:: INPUT ::
╔══

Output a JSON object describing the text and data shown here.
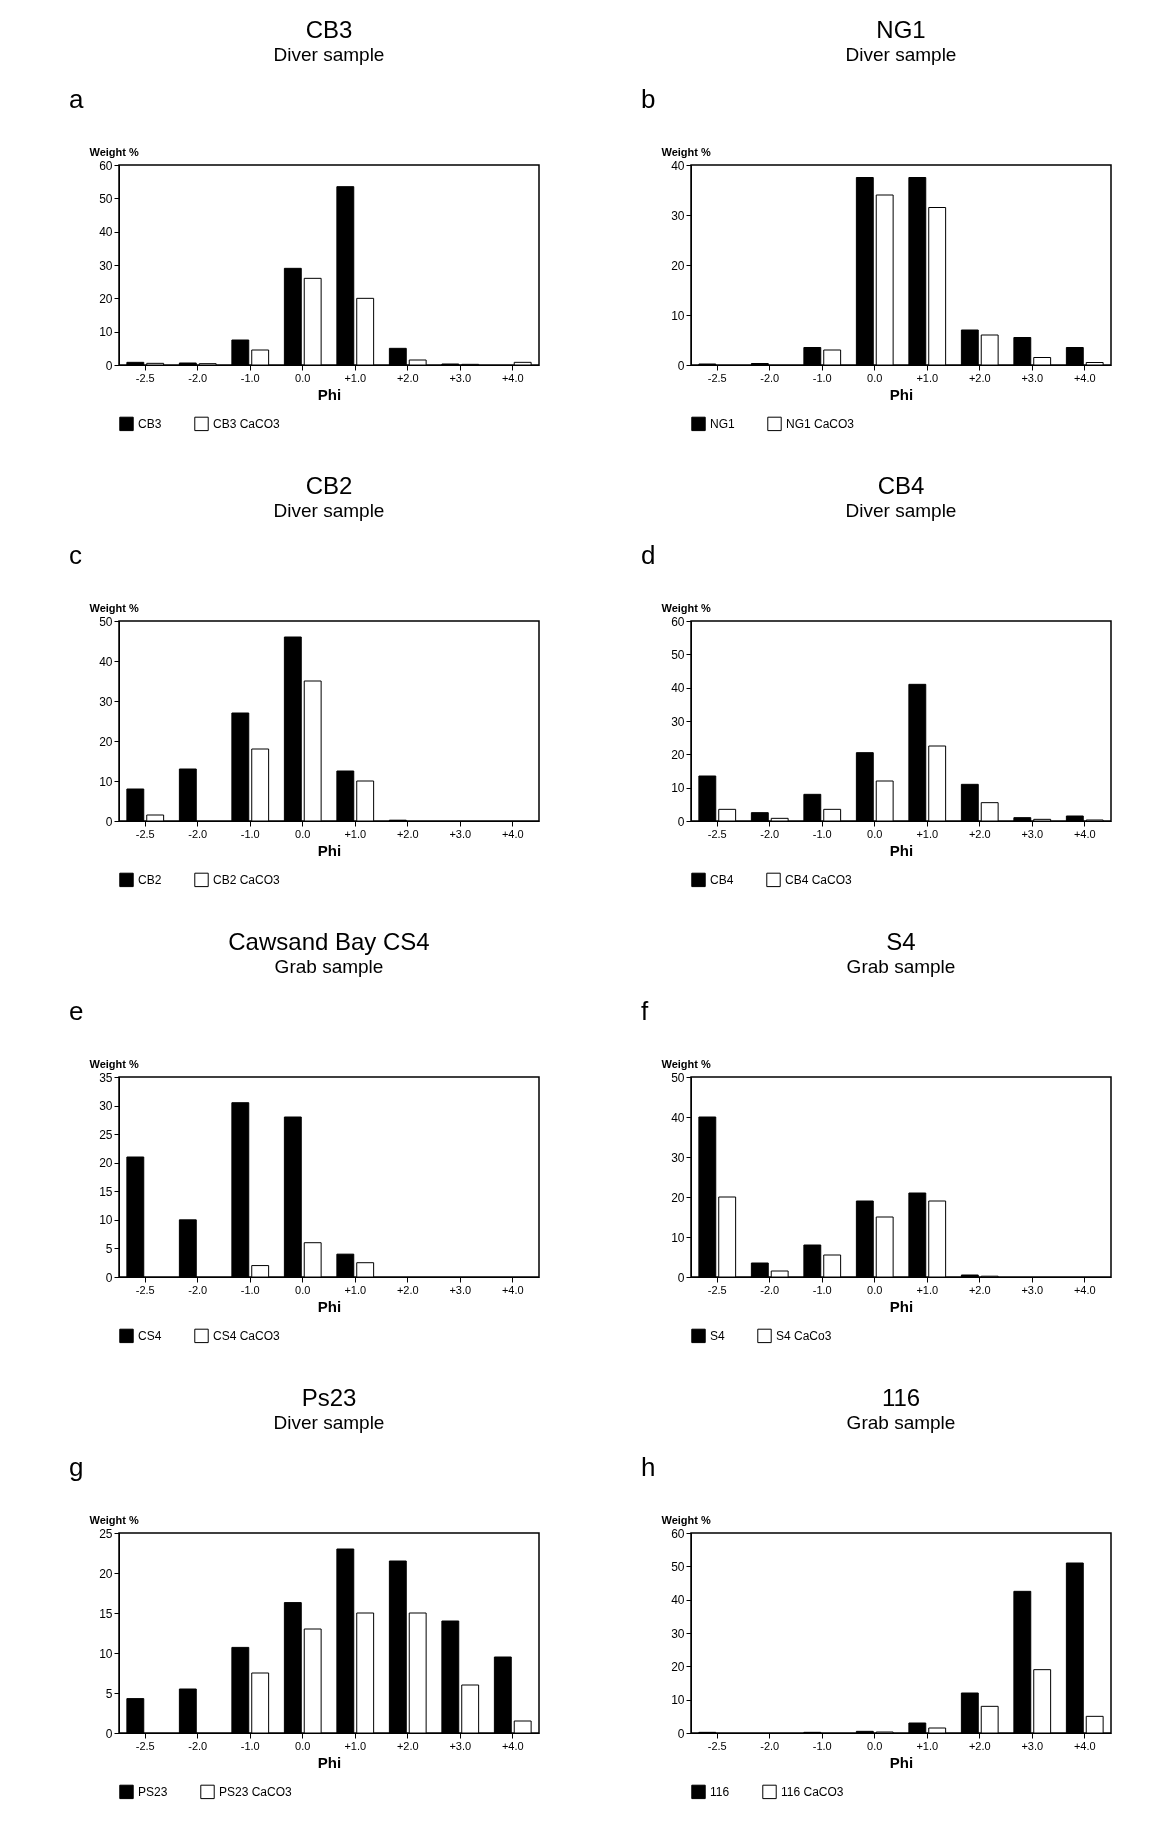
{
  "chart_data": [
    {
      "type": "bar",
      "title": "CB3",
      "subtitle": "Diver sample",
      "annotations": [
        "a"
      ],
      "xlabel": "Phi",
      "ylabel": "Weight %",
      "categories": [
        "-2.5",
        "-2.0",
        "-1.0",
        "0.0",
        "+1.0",
        "+2.0",
        "+3.0",
        "+4.0"
      ],
      "ylim": [
        0,
        60
      ],
      "yticks": [
        0,
        10,
        20,
        30,
        40,
        50,
        60
      ],
      "legend": "bottom",
      "series": [
        {
          "name": "CB3",
          "color": "#000000",
          "values": [
            0.8,
            0.6,
            7.5,
            29,
            53.5,
            5,
            0.3,
            0
          ]
        },
        {
          "name": "CB3 CaCO3",
          "color": "#ffffff",
          "values": [
            0.5,
            0.4,
            4.5,
            26,
            20,
            1.5,
            0.2,
            0.8
          ]
        }
      ]
    },
    {
      "type": "bar",
      "title": "NG1",
      "subtitle": "Diver sample",
      "annotations": [
        "b"
      ],
      "xlabel": "Phi",
      "ylabel": "Weight %",
      "categories": [
        "-2.5",
        "-2.0",
        "-1.0",
        "0.0",
        "+1.0",
        "+2.0",
        "+3.0",
        "+4.0"
      ],
      "ylim": [
        0,
        40
      ],
      "yticks": [
        0,
        10,
        20,
        30,
        40
      ],
      "legend": "bottom",
      "series": [
        {
          "name": "NG1",
          "color": "#000000",
          "values": [
            0.2,
            0.3,
            3.5,
            37.5,
            37.5,
            7,
            5.5,
            3.5
          ]
        },
        {
          "name": "NG1 CaCO3",
          "color": "#ffffff",
          "values": [
            0,
            null,
            3,
            34,
            31.5,
            6,
            1.5,
            0.5
          ]
        }
      ]
    },
    {
      "type": "bar",
      "title": "CB2",
      "subtitle": "Diver sample",
      "annotations": [
        "c"
      ],
      "xlabel": "Phi",
      "ylabel": "Weight %",
      "categories": [
        "-2.5",
        "-2.0",
        "-1.0",
        "0.0",
        "+1.0",
        "+2.0",
        "+3.0",
        "+4.0"
      ],
      "ylim": [
        0,
        50
      ],
      "yticks": [
        0,
        10,
        20,
        30,
        40,
        50
      ],
      "legend": "bottom",
      "series": [
        {
          "name": "CB2",
          "color": "#000000",
          "values": [
            8,
            13,
            27,
            46,
            12.5,
            0.2,
            0,
            0
          ]
        },
        {
          "name": "CB2 CaCO3",
          "color": "#ffffff",
          "values": [
            1.5,
            0,
            18,
            35,
            10,
            0,
            0,
            0
          ]
        }
      ]
    },
    {
      "type": "bar",
      "title": "CB4",
      "subtitle": "Diver sample",
      "annotations": [
        "d"
      ],
      "xlabel": "Phi",
      "ylabel": "Weight %",
      "categories": [
        "-2.5",
        "-2.0",
        "-1.0",
        "0.0",
        "+1.0",
        "+2.0",
        "+3.0",
        "+4.0"
      ],
      "ylim": [
        0,
        60
      ],
      "yticks": [
        0,
        10,
        20,
        30,
        40,
        50,
        60
      ],
      "legend": "bottom",
      "series": [
        {
          "name": "CB4",
          "color": "#000000",
          "values": [
            13.5,
            2.5,
            8,
            20.5,
            41,
            11,
            1,
            1.5
          ]
        },
        {
          "name": "CB4 CaCO3",
          "color": "#ffffff",
          "values": [
            3.5,
            0.8,
            3.5,
            12,
            22.5,
            5.5,
            0.5,
            0.3
          ]
        }
      ]
    },
    {
      "type": "bar",
      "title": "Cawsand Bay CS4",
      "subtitle": "Grab sample",
      "annotations": [
        "e"
      ],
      "xlabel": "Phi",
      "ylabel": "Weight %",
      "categories": [
        "-2.5",
        "-2.0",
        "-1.0",
        "0.0",
        "+1.0",
        "+2.0",
        "+3.0",
        "+4.0"
      ],
      "ylim": [
        0,
        35
      ],
      "yticks": [
        0,
        5,
        10,
        15,
        20,
        25,
        30,
        35
      ],
      "legend": "bottom",
      "series": [
        {
          "name": "CS4",
          "color": "#000000",
          "values": [
            21,
            10,
            30.5,
            28,
            4,
            0,
            0,
            0
          ]
        },
        {
          "name": "CS4 CaCO3",
          "color": "#ffffff",
          "values": [
            0,
            0,
            2,
            6,
            2.5,
            0,
            0,
            0
          ]
        }
      ]
    },
    {
      "type": "bar",
      "title": "S4",
      "subtitle": "Grab sample",
      "annotations": [
        "f"
      ],
      "xlabel": "Phi",
      "ylabel": "Weight %",
      "categories": [
        "-2.5",
        "-2.0",
        "-1.0",
        "0.0",
        "+1.0",
        "+2.0",
        "+3.0",
        "+4.0"
      ],
      "ylim": [
        0,
        50
      ],
      "yticks": [
        0,
        10,
        20,
        30,
        40,
        50
      ],
      "legend": "bottom",
      "series": [
        {
          "name": "S4",
          "color": "#000000",
          "values": [
            40,
            3.5,
            8,
            19,
            21,
            0.5,
            0,
            0
          ]
        },
        {
          "name": "S4 CaCo3",
          "color": "#ffffff",
          "values": [
            20,
            1.5,
            5.5,
            15,
            19,
            0.2,
            0,
            0
          ]
        }
      ]
    },
    {
      "type": "bar",
      "title": "Ps23",
      "subtitle": "Diver sample",
      "annotations": [
        "g"
      ],
      "xlabel": "Phi",
      "ylabel": "Weight %",
      "categories": [
        "-2.5",
        "-2.0",
        "-1.0",
        "0.0",
        "+1.0",
        "+2.0",
        "+3.0",
        "+4.0"
      ],
      "ylim": [
        0,
        25
      ],
      "yticks": [
        0,
        5,
        10,
        15,
        20,
        25
      ],
      "legend": "bottom",
      "series": [
        {
          "name": "PS23",
          "color": "#000000",
          "values": [
            4.3,
            5.5,
            10.7,
            16.3,
            23,
            21.5,
            14,
            9.5
          ]
        },
        {
          "name": "PS23 CaCO3",
          "color": "#ffffff",
          "values": [
            0,
            0,
            7.5,
            13,
            15,
            15,
            6,
            1.5
          ]
        }
      ]
    },
    {
      "type": "bar",
      "title": "116",
      "subtitle": "Grab sample",
      "annotations": [
        "h"
      ],
      "xlabel": "Phi",
      "ylabel": "Weight %",
      "categories": [
        "-2.5",
        "-2.0",
        "-1.0",
        "0.0",
        "+1.0",
        "+2.0",
        "+3.0",
        "+4.0"
      ],
      "ylim": [
        0,
        60
      ],
      "yticks": [
        0,
        10,
        20,
        30,
        40,
        50,
        60
      ],
      "legend": "bottom",
      "series": [
        {
          "name": "116",
          "color": "#000000",
          "values": [
            0.2,
            null,
            0.2,
            0.5,
            3,
            12,
            42.5,
            51
          ]
        },
        {
          "name": "116 CaCO3",
          "color": "#ffffff",
          "values": [
            0,
            0,
            0,
            0.3,
            1.5,
            8,
            19,
            5
          ]
        }
      ]
    }
  ]
}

╚══

:: EXERCISE ::
Copy out the records above in full, exactly as written, but not the pictures.

:: EXERCISE RESPONSE ::
Output a JSON object describing the text and data shown here.
{
  "chart_data": [
    {
      "type": "bar",
      "title": "CB3",
      "subtitle": "Diver sample",
      "annotations": [
        "a"
      ],
      "xlabel": "Phi",
      "ylabel": "Weight %",
      "categories": [
        "-2.5",
        "-2.0",
        "-1.0",
        "0.0",
        "+1.0",
        "+2.0",
        "+3.0",
        "+4.0"
      ],
      "ylim": [
        0,
        60
      ],
      "yticks": [
        0,
        10,
        20,
        30,
        40,
        50,
        60
      ],
      "legend": "bottom",
      "series": [
        {
          "name": "CB3",
          "color": "#000000",
          "values": [
            0.8,
            0.6,
            7.5,
            29,
            53.5,
            5,
            0.3,
            0
          ]
        },
        {
          "name": "CB3 CaCO3",
          "color": "#ffffff",
          "values": [
            0.5,
            0.4,
            4.5,
            26,
            20,
            1.5,
            0.2,
            0.8
          ]
        }
      ]
    },
    {
      "type": "bar",
      "title": "NG1",
      "subtitle": "Diver sample",
      "annotations": [
        "b"
      ],
      "xlabel": "Phi",
      "ylabel": "Weight %",
      "categories": [
        "-2.5",
        "-2.0",
        "-1.0",
        "0.0",
        "+1.0",
        "+2.0",
        "+3.0",
        "+4.0"
      ],
      "ylim": [
        0,
        40
      ],
      "yticks": [
        0,
        10,
        20,
        30,
        40
      ],
      "legend": "bottom",
      "series": [
        {
          "name": "NG1",
          "color": "#000000",
          "values": [
            0.2,
            0.3,
            3.5,
            37.5,
            37.5,
            7,
            5.5,
            3.5
          ]
        },
        {
          "name": "NG1 CaCO3",
          "color": "#ffffff",
          "values": [
            0,
            null,
            3,
            34,
            31.5,
            6,
            1.5,
            0.5
          ]
        }
      ]
    },
    {
      "type": "bar",
      "title": "CB2",
      "subtitle": "Diver sample",
      "annotations": [
        "c"
      ],
      "xlabel": "Phi",
      "ylabel": "Weight %",
      "categories": [
        "-2.5",
        "-2.0",
        "-1.0",
        "0.0",
        "+1.0",
        "+2.0",
        "+3.0",
        "+4.0"
      ],
      "ylim": [
        0,
        50
      ],
      "yticks": [
        0,
        10,
        20,
        30,
        40,
        50
      ],
      "legend": "bottom",
      "series": [
        {
          "name": "CB2",
          "color": "#000000",
          "values": [
            8,
            13,
            27,
            46,
            12.5,
            0.2,
            0,
            0
          ]
        },
        {
          "name": "CB2 CaCO3",
          "color": "#ffffff",
          "values": [
            1.5,
            0,
            18,
            35,
            10,
            0,
            0,
            0
          ]
        }
      ]
    },
    {
      "type": "bar",
      "title": "CB4",
      "subtitle": "Diver sample",
      "annotations": [
        "d"
      ],
      "xlabel": "Phi",
      "ylabel": "Weight %",
      "categories": [
        "-2.5",
        "-2.0",
        "-1.0",
        "0.0",
        "+1.0",
        "+2.0",
        "+3.0",
        "+4.0"
      ],
      "ylim": [
        0,
        60
      ],
      "yticks": [
        0,
        10,
        20,
        30,
        40,
        50,
        60
      ],
      "legend": "bottom",
      "series": [
        {
          "name": "CB4",
          "color": "#000000",
          "values": [
            13.5,
            2.5,
            8,
            20.5,
            41,
            11,
            1,
            1.5
          ]
        },
        {
          "name": "CB4 CaCO3",
          "color": "#ffffff",
          "values": [
            3.5,
            0.8,
            3.5,
            12,
            22.5,
            5.5,
            0.5,
            0.3
          ]
        }
      ]
    },
    {
      "type": "bar",
      "title": "Cawsand Bay CS4",
      "subtitle": "Grab sample",
      "annotations": [
        "e"
      ],
      "xlabel": "Phi",
      "ylabel": "Weight %",
      "categories": [
        "-2.5",
        "-2.0",
        "-1.0",
        "0.0",
        "+1.0",
        "+2.0",
        "+3.0",
        "+4.0"
      ],
      "ylim": [
        0,
        35
      ],
      "yticks": [
        0,
        5,
        10,
        15,
        20,
        25,
        30,
        35
      ],
      "legend": "bottom",
      "series": [
        {
          "name": "CS4",
          "color": "#000000",
          "values": [
            21,
            10,
            30.5,
            28,
            4,
            0,
            0,
            0
          ]
        },
        {
          "name": "CS4 CaCO3",
          "color": "#ffffff",
          "values": [
            0,
            0,
            2,
            6,
            2.5,
            0,
            0,
            0
          ]
        }
      ]
    },
    {
      "type": "bar",
      "title": "S4",
      "subtitle": "Grab sample",
      "annotations": [
        "f"
      ],
      "xlabel": "Phi",
      "ylabel": "Weight %",
      "categories": [
        "-2.5",
        "-2.0",
        "-1.0",
        "0.0",
        "+1.0",
        "+2.0",
        "+3.0",
        "+4.0"
      ],
      "ylim": [
        0,
        50
      ],
      "yticks": [
        0,
        10,
        20,
        30,
        40,
        50
      ],
      "legend": "bottom",
      "series": [
        {
          "name": "S4",
          "color": "#000000",
          "values": [
            40,
            3.5,
            8,
            19,
            21,
            0.5,
            0,
            0
          ]
        },
        {
          "name": "S4 CaCo3",
          "color": "#ffffff",
          "values": [
            20,
            1.5,
            5.5,
            15,
            19,
            0.2,
            0,
            0
          ]
        }
      ]
    },
    {
      "type": "bar",
      "title": "Ps23",
      "subtitle": "Diver sample",
      "annotations": [
        "g"
      ],
      "xlabel": "Phi",
      "ylabel": "Weight %",
      "categories": [
        "-2.5",
        "-2.0",
        "-1.0",
        "0.0",
        "+1.0",
        "+2.0",
        "+3.0",
        "+4.0"
      ],
      "ylim": [
        0,
        25
      ],
      "yticks": [
        0,
        5,
        10,
        15,
        20,
        25
      ],
      "legend": "bottom",
      "series": [
        {
          "name": "PS23",
          "color": "#000000",
          "values": [
            4.3,
            5.5,
            10.7,
            16.3,
            23,
            21.5,
            14,
            9.5
          ]
        },
        {
          "name": "PS23 CaCO3",
          "color": "#ffffff",
          "values": [
            0,
            0,
            7.5,
            13,
            15,
            15,
            6,
            1.5
          ]
        }
      ]
    },
    {
      "type": "bar",
      "title": "116",
      "subtitle": "Grab sample",
      "annotations": [
        "h"
      ],
      "xlabel": "Phi",
      "ylabel": "Weight %",
      "categories": [
        "-2.5",
        "-2.0",
        "-1.0",
        "0.0",
        "+1.0",
        "+2.0",
        "+3.0",
        "+4.0"
      ],
      "ylim": [
        0,
        60
      ],
      "yticks": [
        0,
        10,
        20,
        30,
        40,
        50,
        60
      ],
      "legend": "bottom",
      "series": [
        {
          "name": "116",
          "color": "#000000",
          "values": [
            0.2,
            null,
            0.2,
            0.5,
            3,
            12,
            42.5,
            51
          ]
        },
        {
          "name": "116 CaCO3",
          "color": "#ffffff",
          "values": [
            0,
            0,
            0,
            0.3,
            1.5,
            8,
            19,
            5
          ]
        }
      ]
    }
  ]
}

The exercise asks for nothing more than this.